--- begin ---
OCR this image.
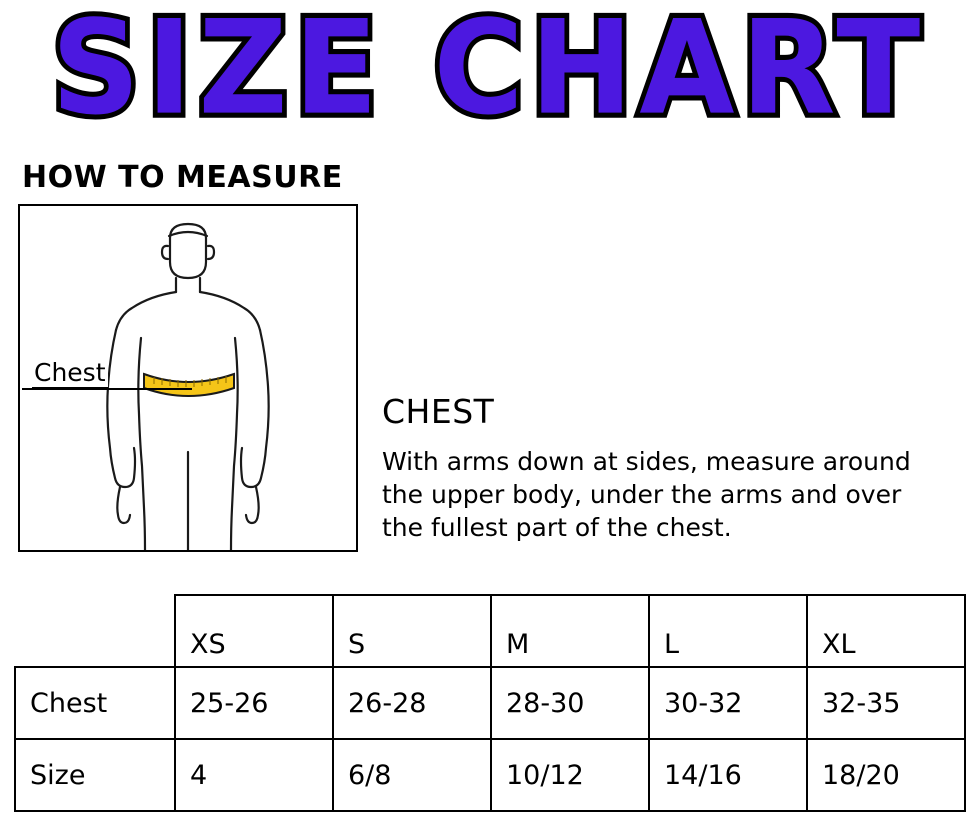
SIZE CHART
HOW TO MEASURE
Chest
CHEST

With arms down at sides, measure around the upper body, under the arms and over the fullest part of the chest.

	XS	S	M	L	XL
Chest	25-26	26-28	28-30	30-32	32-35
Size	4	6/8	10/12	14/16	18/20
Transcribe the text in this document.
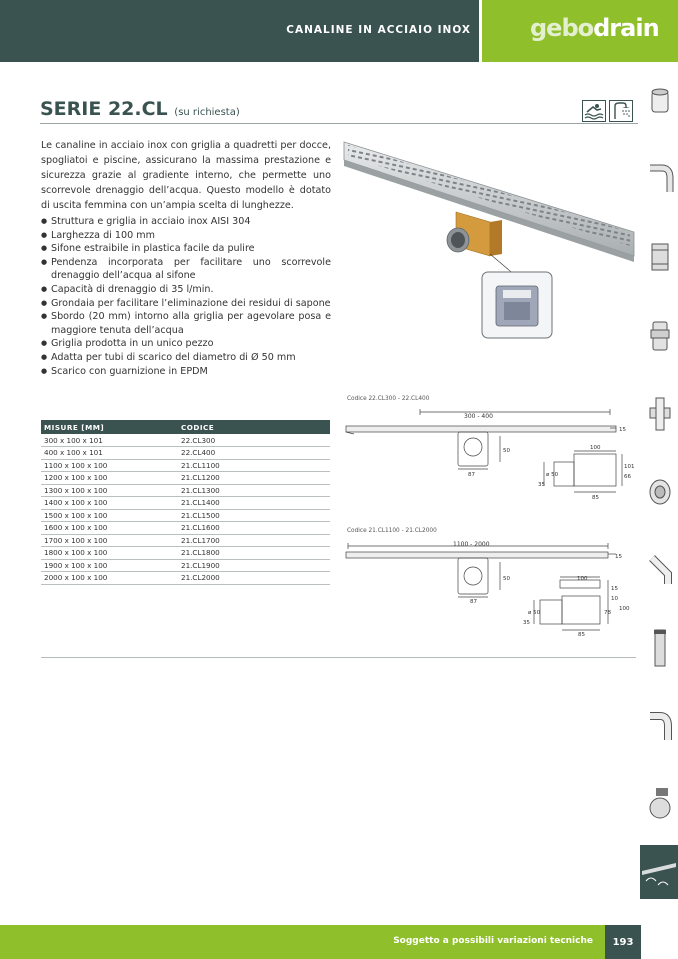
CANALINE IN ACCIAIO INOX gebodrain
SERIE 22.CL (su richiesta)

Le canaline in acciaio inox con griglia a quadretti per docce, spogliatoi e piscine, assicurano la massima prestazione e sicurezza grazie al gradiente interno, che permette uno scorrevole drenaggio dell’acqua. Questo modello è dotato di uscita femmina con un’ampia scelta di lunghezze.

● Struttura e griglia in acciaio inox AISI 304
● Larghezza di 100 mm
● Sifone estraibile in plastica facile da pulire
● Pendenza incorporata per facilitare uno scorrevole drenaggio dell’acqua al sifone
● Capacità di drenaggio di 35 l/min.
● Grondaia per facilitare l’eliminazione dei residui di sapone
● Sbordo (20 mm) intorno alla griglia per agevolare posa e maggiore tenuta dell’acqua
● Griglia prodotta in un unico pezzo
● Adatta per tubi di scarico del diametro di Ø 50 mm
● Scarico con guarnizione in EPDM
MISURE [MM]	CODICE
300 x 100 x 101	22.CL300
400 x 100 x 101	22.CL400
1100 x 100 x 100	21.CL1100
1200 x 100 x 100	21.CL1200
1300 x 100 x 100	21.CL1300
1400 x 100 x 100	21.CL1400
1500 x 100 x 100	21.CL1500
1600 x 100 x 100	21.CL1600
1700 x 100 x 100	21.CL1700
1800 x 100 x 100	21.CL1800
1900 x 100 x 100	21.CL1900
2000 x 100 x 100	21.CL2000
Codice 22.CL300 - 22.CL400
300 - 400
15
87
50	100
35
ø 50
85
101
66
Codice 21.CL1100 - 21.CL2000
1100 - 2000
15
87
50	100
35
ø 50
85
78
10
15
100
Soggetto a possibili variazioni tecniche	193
--- end ---
Every line in the data that holds "dell" should be copied out.

Le canaline in acciaio inox con griglia a quadretti per docce, spogliatoi e piscine, assicurano la massima prestazione e sicurezza grazie al gradiente interno, che permette uno scorrevole drenaggio dell’acqua. Questo modello è dotato di uscita femmina con un’ampia scelta di lunghezze.
● Pendenza incorporata per facilitare uno scorrevole drenaggio dell’acqua al sifone
● Sbordo (20 mm) intorno alla griglia per agevolare posa e maggiore tenuta dell’acqua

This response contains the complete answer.